Ziel> Schreibe die Zeilen der Datensätze in eine nummerierte Liste um. Beginne bei der Zeile mit „200, 640, 295]“, höre nach der Zeile mit „2, 374, 37]“ auf und lass Leerzeilen weg.

(Zeilen des Datensatzes)
########

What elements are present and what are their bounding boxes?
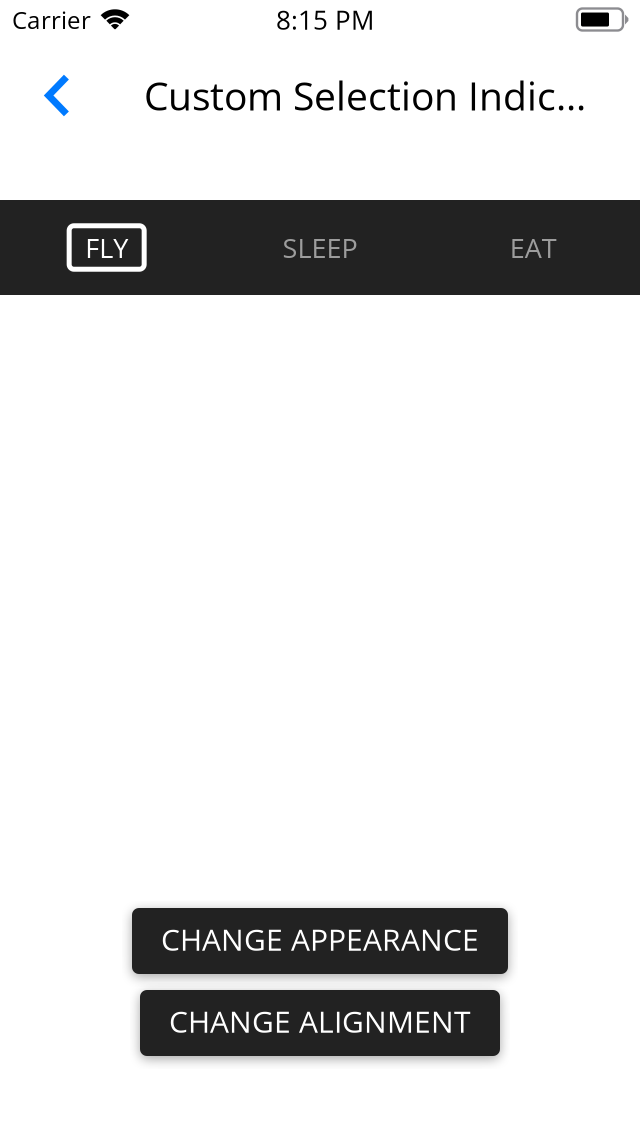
button[interactable]: EAT	[427, 200, 640, 295]
button[interactable]: CHANGE APPEARANCE	[132, 908, 508, 974]
button[interactable]: Back	[26, 58, 88, 134]
button[interactable]: FLY	[0, 200, 213, 295]
staticText: EAT	[510, 229, 557, 266]
staticText: FLY	[85, 229, 128, 266]
staticText: 8:15 PM	[276, 2, 374, 37]
staticText: Carrier	[12, 3, 91, 36]
button[interactable]: SLEEP	[213, 200, 427, 295]
staticText: CHANGE APPEARANCE	[161, 919, 479, 960]
staticText: SLEEP	[282, 229, 358, 266]
staticText: Custom Selection Indic...	[144, 69, 586, 122]
staticText: CHANGE ALIGNMENT	[169, 1001, 471, 1042]
button[interactable]: CHANGE ALIGNMENT	[140, 990, 500, 1056]
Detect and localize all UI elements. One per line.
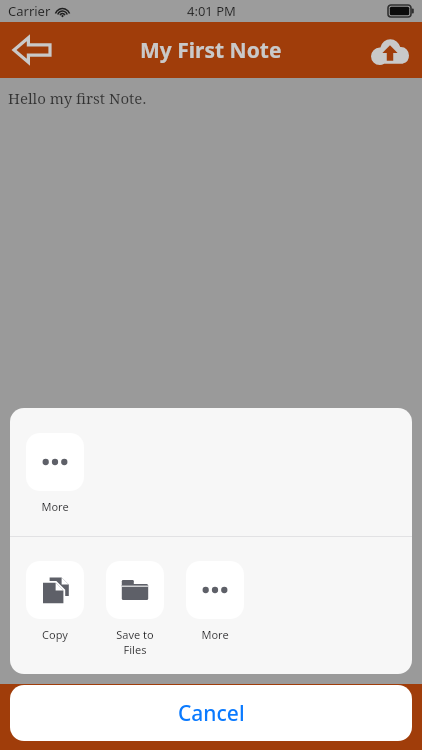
staticText: More [41,499,69,514]
button[interactable]: Copy [26,561,84,642]
staticText: Copy [42,627,68,642]
button[interactable]: Cancel [10,685,412,741]
staticText: Cancel [178,699,245,728]
button[interactable]: Upload [366,26,414,74]
button[interactable]: Save to Files [106,561,164,657]
staticText: 4:01 PM [187,2,236,20]
staticText: Hello my first Note. [8,88,147,108]
staticText: My First Note [140,36,282,65]
staticText: Carrier [8,2,51,20]
button[interactable]: Back [8,26,56,74]
staticText: More [201,627,229,642]
button[interactable]: More [186,561,244,642]
button[interactable]: More [26,433,84,514]
staticText: Save to Files [106,627,164,657]
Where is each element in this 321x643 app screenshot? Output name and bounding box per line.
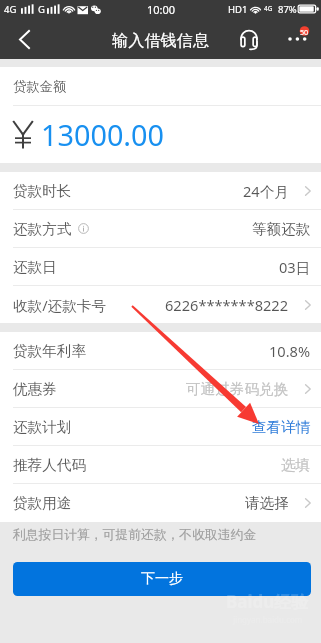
button[interactable]: 推荐人代码: [0, 446, 321, 484]
staticText: 贷款用途: [13, 494, 72, 512]
button[interactable]: 还款计划: [0, 408, 321, 446]
staticText: 贷款时长: [13, 182, 72, 200]
button[interactable]: 下一步: [13, 562, 311, 596]
staticText: 输入借钱信息: [112, 30, 210, 50]
staticText: 50: [300, 27, 309, 37]
staticText: 等额还款: [252, 220, 311, 238]
staticText: 03日: [279, 257, 311, 277]
staticText: 推荐人代码: [13, 456, 86, 474]
staticText: 下一步: [141, 570, 183, 588]
staticText: 还款计划: [13, 418, 72, 436]
staticText: 贷款年利率: [13, 342, 86, 360]
button[interactable]: 贷款年利率: [0, 332, 321, 370]
button[interactable]: 优惠券: [0, 370, 321, 408]
staticText: G: [38, 3, 45, 16]
staticText: 13000.00: [41, 115, 165, 154]
staticText: 还款方式: [13, 220, 72, 238]
staticText: 收款/还款卡号: [13, 295, 106, 315]
staticText: 24个月: [243, 181, 289, 201]
staticText: HD1: [228, 3, 248, 16]
button[interactable]: More options: [278, 20, 321, 59]
staticText: 4G: [264, 4, 273, 13]
button[interactable]: Back: [0, 20, 44, 59]
staticText: 10.8%: [269, 341, 311, 361]
staticText: 利息按日计算，可提前还款，不收取违约金: [13, 527, 257, 543]
staticText: 查看详情: [252, 418, 311, 436]
staticText: 可通过券码兑换: [186, 380, 289, 398]
staticText: 贷款金额: [13, 78, 67, 95]
staticText: 还款日: [13, 258, 57, 276]
staticText: 4G: [4, 3, 17, 16]
staticText: 87%: [278, 3, 297, 16]
button[interactable]: 还款方式: [0, 210, 321, 248]
staticText: 6226*******8222: [165, 295, 289, 315]
button[interactable]: 贷款用途: [0, 484, 321, 522]
button[interactable]: 贷款时长: [0, 172, 321, 210]
staticText: 请选择: [245, 494, 289, 512]
button[interactable]: 收款/还款卡号: [0, 286, 321, 323]
staticText: Baidu经验: [226, 590, 309, 613]
staticText: 选填: [281, 456, 311, 474]
button[interactable]: 还款日: [0, 248, 321, 286]
staticText: 10:00: [147, 2, 176, 17]
staticText: 优惠券: [13, 380, 57, 398]
button[interactable]: Customer service: [232, 20, 265, 59]
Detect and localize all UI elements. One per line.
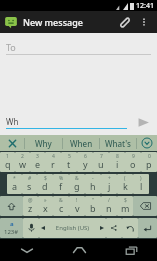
staticText: n — [106, 202, 112, 214]
button[interactable]: @ — [23, 196, 38, 216]
staticText: y — [83, 158, 88, 170]
button[interactable]: ) — [133, 174, 149, 194]
staticText: l — [140, 180, 143, 192]
button[interactable]: More options — [135, 13, 153, 31]
staticText: New message — [23, 16, 113, 28]
button[interactable]: $ — [37, 174, 53, 194]
staticText: " — [92, 197, 95, 204]
staticText: f — [59, 180, 63, 192]
button[interactable]: - — [85, 174, 101, 194]
staticText: 9 — [132, 153, 135, 160]
staticText: # — [28, 175, 32, 182]
staticText: 1 — [6, 153, 9, 160]
staticText: ( — [124, 175, 126, 182]
button[interactable]: Delete — [133, 196, 157, 216]
button[interactable]: Enter — [138, 218, 157, 238]
button[interactable]: 2 — [15, 152, 30, 172]
button[interactable]: 3 — [30, 152, 45, 172]
button[interactable]: English (US) — [39, 218, 106, 238]
staticText: * — [13, 175, 16, 182]
staticText: / — [108, 197, 110, 204]
staticText: j — [108, 180, 111, 192]
button[interactable]: 0 — [141, 152, 157, 172]
button[interactable]: What's — [100, 135, 136, 151]
button[interactable]: / — [101, 196, 117, 216]
button[interactable]: Home — [53, 239, 105, 261]
staticText: To — [6, 41, 16, 53]
staticText: » — [44, 197, 47, 204]
button[interactable]: 1 — [0, 152, 15, 172]
button[interactable]: Emoji — [106, 218, 122, 238]
staticText: h — [90, 180, 96, 192]
staticText: Wh — [6, 116, 19, 127]
staticText: 7 — [100, 153, 103, 160]
button[interactable]: & — [53, 196, 69, 216]
button[interactable]: More suggestions — [137, 135, 157, 151]
staticText: When — [70, 138, 93, 149]
staticText: English (US) — [45, 224, 100, 232]
staticText: d — [42, 180, 48, 192]
staticText: e — [35, 158, 41, 170]
button[interactable]: To — [6, 39, 151, 54]
button[interactable]: Attach — [113, 11, 135, 33]
staticText: 3 — [36, 153, 39, 160]
staticText: v — [75, 202, 80, 214]
button[interactable]: Shift — [0, 196, 23, 216]
staticText: q — [5, 158, 11, 170]
staticText: What's — [105, 138, 131, 149]
staticText: & — [59, 197, 63, 204]
button[interactable]: Recent apps — [105, 239, 157, 261]
button[interactable]: & — [69, 174, 85, 194]
staticText: @ — [28, 197, 33, 204]
staticText: a — [12, 180, 18, 192]
staticText: Why — [35, 138, 52, 149]
staticText: u — [98, 158, 104, 170]
button[interactable]: ( — [117, 174, 133, 194]
staticText: i — [116, 158, 119, 170]
button[interactable]: 9 — [125, 152, 141, 172]
button[interactable]: Back — [0, 239, 53, 261]
staticText: & — [75, 175, 79, 182]
staticText: w — [19, 158, 27, 170]
staticText: o — [130, 158, 136, 170]
button[interactable]: 4 — [45, 152, 61, 172]
button[interactable]: % — [53, 174, 69, 194]
button[interactable]: Dismiss suggestions — [0, 135, 24, 151]
button[interactable]: $ — [117, 196, 133, 216]
button[interactable]: Voice input — [23, 218, 39, 238]
button[interactable]: 7 — [93, 152, 109, 172]
staticText: ! — [76, 197, 78, 204]
button[interactable]: 8 — [109, 152, 125, 172]
staticText: $ — [124, 197, 127, 204]
staticText: k — [123, 180, 128, 192]
staticText: 2 — [21, 153, 24, 160]
button[interactable]: # — [22, 174, 37, 194]
button[interactable]: Why — [25, 135, 62, 151]
button[interactable]: » — [38, 196, 53, 216]
button[interactable]: a — [0, 218, 23, 238]
staticText: a — [10, 220, 14, 228]
staticText: - — [92, 175, 94, 182]
staticText: 6 — [84, 153, 87, 160]
button[interactable]: ! — [69, 196, 85, 216]
button[interactable]: " — [85, 196, 101, 216]
staticText: 8 — [116, 153, 119, 160]
staticText: 0 — [148, 153, 151, 160]
button[interactable]: Undo — [122, 218, 138, 238]
button[interactable]: When — [63, 135, 99, 151]
button[interactable]: 5 — [61, 152, 77, 172]
staticText: ) — [140, 175, 142, 182]
staticText: m — [121, 202, 130, 214]
staticText: p — [146, 158, 152, 170]
staticText: g — [74, 180, 80, 192]
button[interactable]: Send — [133, 112, 153, 132]
button[interactable]: + — [101, 174, 117, 194]
staticText: + — [108, 175, 111, 182]
staticText: b — [90, 202, 96, 214]
button[interactable]: Wh — [6, 115, 127, 128]
button[interactable]: 6 — [77, 152, 93, 172]
staticText: 123# — [4, 228, 19, 236]
button[interactable]: * — [7, 174, 22, 194]
staticText: % — [59, 175, 64, 182]
staticText: $ — [44, 175, 47, 182]
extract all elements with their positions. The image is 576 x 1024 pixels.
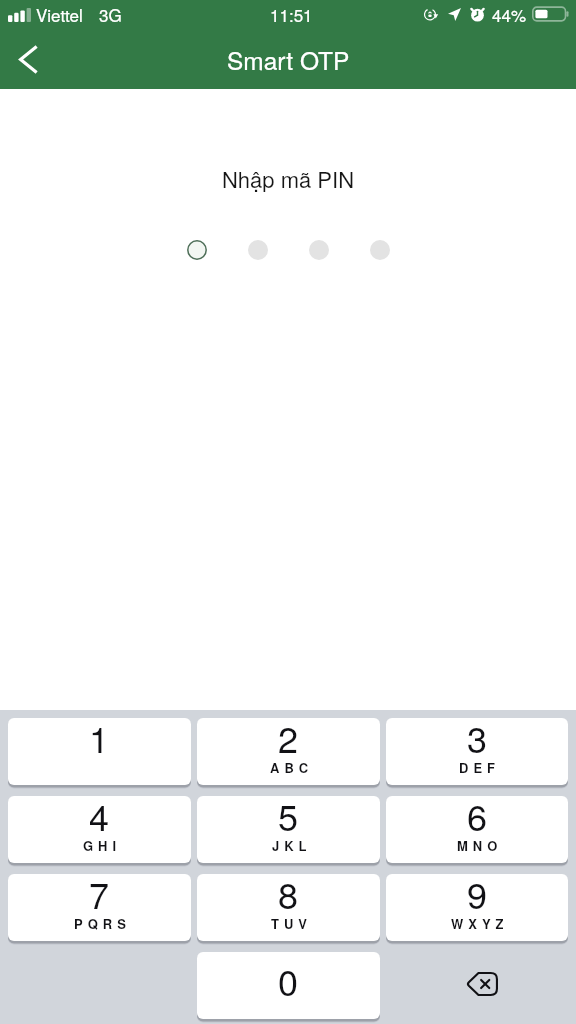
staticText: 44%	[492, 2, 527, 26]
staticText: JKL	[272, 836, 312, 855]
staticText: MNO	[457, 836, 503, 855]
staticText: 9	[467, 874, 488, 920]
button[interactable]: 6	[386, 796, 568, 863]
staticText: 7	[89, 874, 110, 920]
button[interactable]: Delete	[386, 952, 568, 1019]
button[interactable]: 2	[197, 718, 380, 785]
button[interactable]: 8	[197, 874, 380, 941]
staticText: Viettel	[36, 2, 83, 26]
staticText: 2	[278, 718, 299, 764]
button[interactable]: 7	[8, 874, 191, 941]
button[interactable]: 1	[8, 718, 191, 785]
button[interactable]: 0	[197, 952, 380, 1019]
button[interactable]: 9	[386, 874, 568, 941]
staticText: GHI	[83, 836, 122, 855]
staticText: Nhập mã PIN	[0, 163, 576, 195]
staticText: 3G	[99, 2, 122, 26]
button[interactable]: Back	[0, 31, 56, 87]
button[interactable]: 4	[8, 796, 191, 863]
staticText: 4	[89, 796, 110, 842]
button[interactable]: 5	[197, 796, 380, 863]
button[interactable]: 3	[386, 718, 568, 785]
staticText: WXYZ	[451, 914, 509, 933]
staticText: 6	[467, 796, 488, 842]
staticText: 0	[278, 955, 299, 1007]
staticText: TUV	[271, 914, 313, 933]
staticText: Smart OTP	[227, 42, 350, 77]
staticText: 1	[89, 718, 110, 764]
staticText: 8	[278, 874, 299, 920]
staticText: DEF	[459, 758, 501, 777]
staticText: PQRS	[74, 914, 131, 933]
staticText: 11:51	[270, 2, 313, 26]
staticText: 5	[278, 796, 299, 842]
staticText: 3	[467, 718, 488, 764]
staticText: ABC	[270, 758, 314, 777]
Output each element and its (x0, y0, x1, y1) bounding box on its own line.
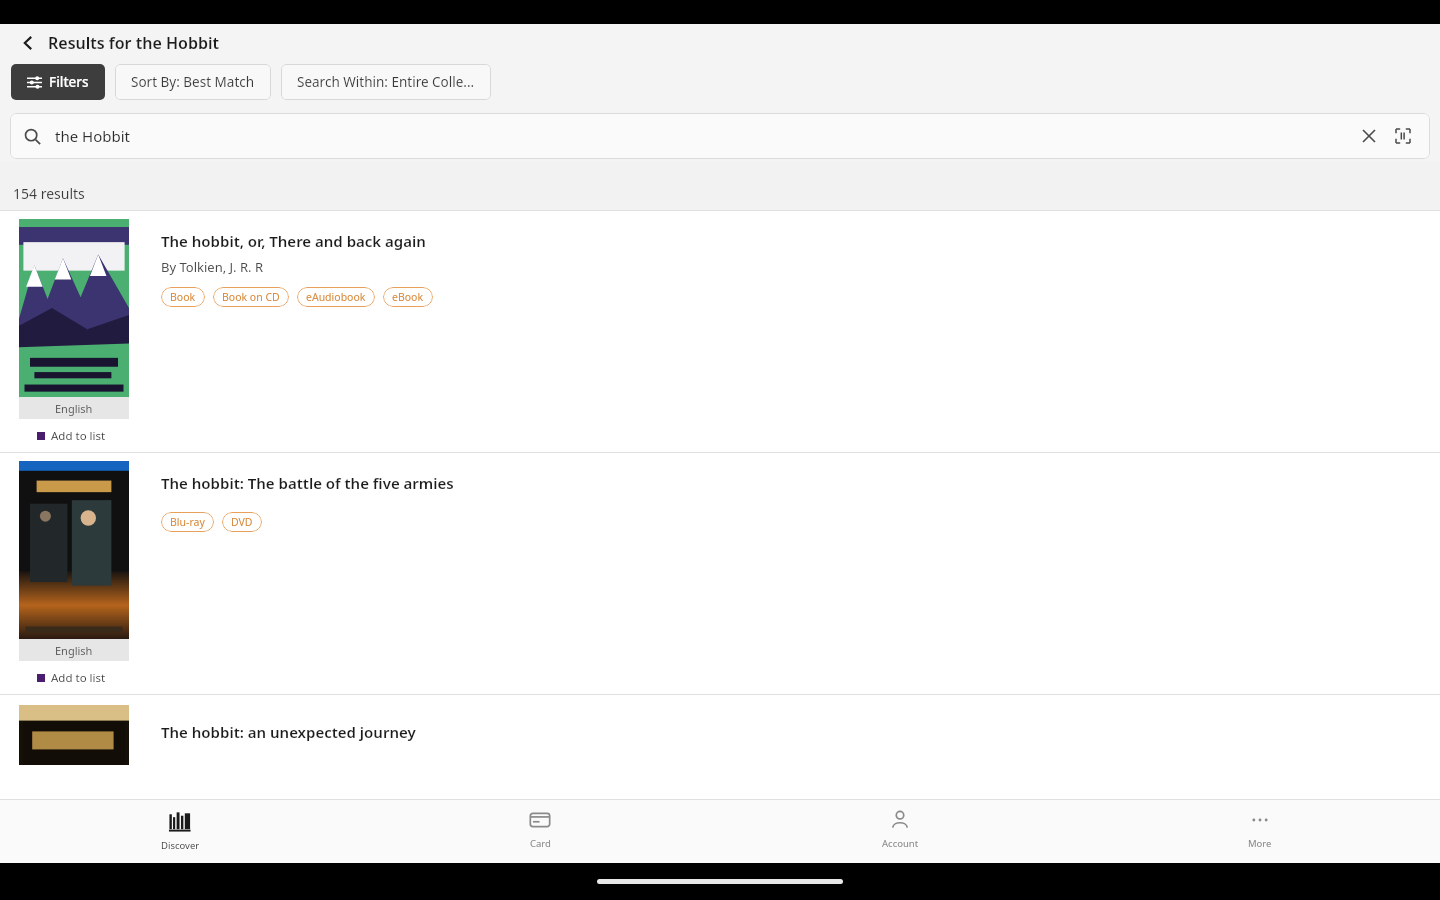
button[interactable]: Card (360, 800, 720, 863)
button[interactable]: Discover (0, 800, 360, 863)
staticText: Blu-ray (170, 515, 205, 529)
button[interactable]: Add to list (19, 428, 129, 444)
staticText: eAudiobook (306, 290, 366, 304)
staticText: Account (882, 837, 919, 850)
staticText: Search Within: Entire Colle... (297, 73, 475, 91)
button[interactable]: Book (161, 287, 205, 307)
button[interactable]: The hobbit: an unexpected journey (0, 695, 1440, 765)
staticText: Book (170, 290, 196, 304)
staticText: By Tolkien, J. R. R (161, 258, 263, 276)
button[interactable]: Blu-ray (161, 512, 214, 532)
button[interactable]: the Hobbit (10, 113, 1430, 159)
staticText: Results for the Hobbit (48, 32, 219, 54)
staticText: The hobbit, or, There and back again (161, 231, 426, 251)
staticText: Book on CD (222, 290, 280, 304)
button[interactable]: Clear search (1356, 123, 1382, 149)
button[interactable]: DVD (222, 512, 262, 532)
button[interactable]: Book on CD (213, 287, 289, 307)
staticText: the Hobbit (55, 126, 130, 146)
staticText: DVD (231, 515, 253, 529)
staticText: Card (530, 837, 551, 850)
button[interactable]: English (0, 211, 1440, 452)
staticText: Filters (49, 73, 89, 91)
button[interactable]: Add to list (19, 670, 129, 686)
staticText: The hobbit: The battle of the five armie… (161, 473, 454, 493)
button[interactable]: Filters (11, 64, 105, 100)
staticText: The hobbit: an unexpected journey (161, 722, 416, 742)
staticText: Discover (161, 839, 200, 852)
button[interactable]: eAudiobook (297, 287, 375, 307)
button[interactable]: Back (14, 29, 42, 57)
staticText: 154 results (13, 184, 85, 203)
button[interactable]: Sort By: Best Match (115, 64, 271, 100)
staticText: Sort By: Best Match (131, 73, 255, 91)
button[interactable]: eBook (383, 287, 433, 307)
button[interactable]: Search Within: Entire Colle... (281, 64, 491, 100)
button[interactable]: Scan barcode (1390, 123, 1416, 149)
staticText: Add to list (51, 670, 106, 686)
staticText: More (1248, 837, 1272, 850)
staticText: English (55, 401, 93, 416)
staticText: Add to list (51, 428, 106, 444)
button[interactable]: English (0, 453, 1440, 694)
staticText: eBook (392, 290, 424, 304)
button[interactable]: More (1080, 800, 1440, 863)
staticText: English (55, 643, 93, 658)
button[interactable]: Account (720, 800, 1080, 863)
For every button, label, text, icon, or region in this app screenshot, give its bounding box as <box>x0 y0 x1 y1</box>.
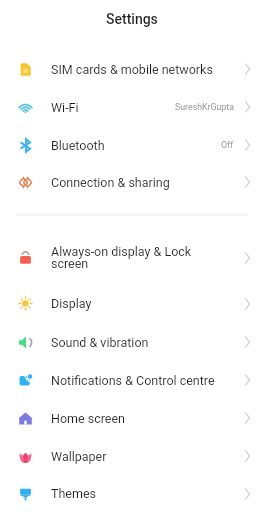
button[interactable]: Notifications & Control centre <box>0 361 264 399</box>
staticText: Off <box>221 140 234 150</box>
button[interactable]: Wi-Fi <box>0 88 264 126</box>
button[interactable]: SIM cards & mobile networks <box>0 50 264 88</box>
staticText: Notifications & Control centre <box>51 373 241 388</box>
staticText: Home screen <box>51 411 241 426</box>
button[interactable]: Always-on display & Lock screen <box>0 231 264 284</box>
staticText: Themes <box>51 486 241 501</box>
button[interactable]: Sound & vibration <box>0 323 264 361</box>
button[interactable]: Connection & sharing <box>0 164 264 200</box>
staticText: Always-on display & Lock screen <box>51 244 241 272</box>
button[interactable]: Themes <box>0 475 264 512</box>
staticText: Bluetooth <box>51 138 221 153</box>
button[interactable]: Home screen <box>0 399 264 437</box>
button[interactable]: Display <box>0 284 264 323</box>
staticText: Wi-Fi <box>51 100 175 115</box>
button[interactable]: Bluetooth <box>0 126 264 164</box>
staticText: Sound & vibration <box>51 335 241 350</box>
staticText: SIM cards & mobile networks <box>51 62 241 77</box>
staticText: Settings <box>106 11 158 27</box>
button[interactable]: Wallpaper <box>0 437 264 475</box>
staticText: Display <box>51 296 241 311</box>
staticText: Wallpaper <box>51 449 241 464</box>
staticText: Connection & sharing <box>51 175 241 190</box>
staticText: SureshKrGupta <box>175 102 234 112</box>
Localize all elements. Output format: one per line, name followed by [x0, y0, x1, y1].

########

Lösung>
1. button[interactable]: EAT	[427, 200, 640, 295]
2. button[interactable]: CHANGE APPEARANCE	[132, 908, 508, 974]
3. button[interactable]: Back	[26, 58, 88, 134]
4. button[interactable]: FLY	[0, 200, 213, 295]
5. staticText: EAT	[510, 229, 557, 266]
6. staticText: FLY	[85, 229, 128, 266]
7. staticText: 8:15 PM	[276, 2, 374, 37]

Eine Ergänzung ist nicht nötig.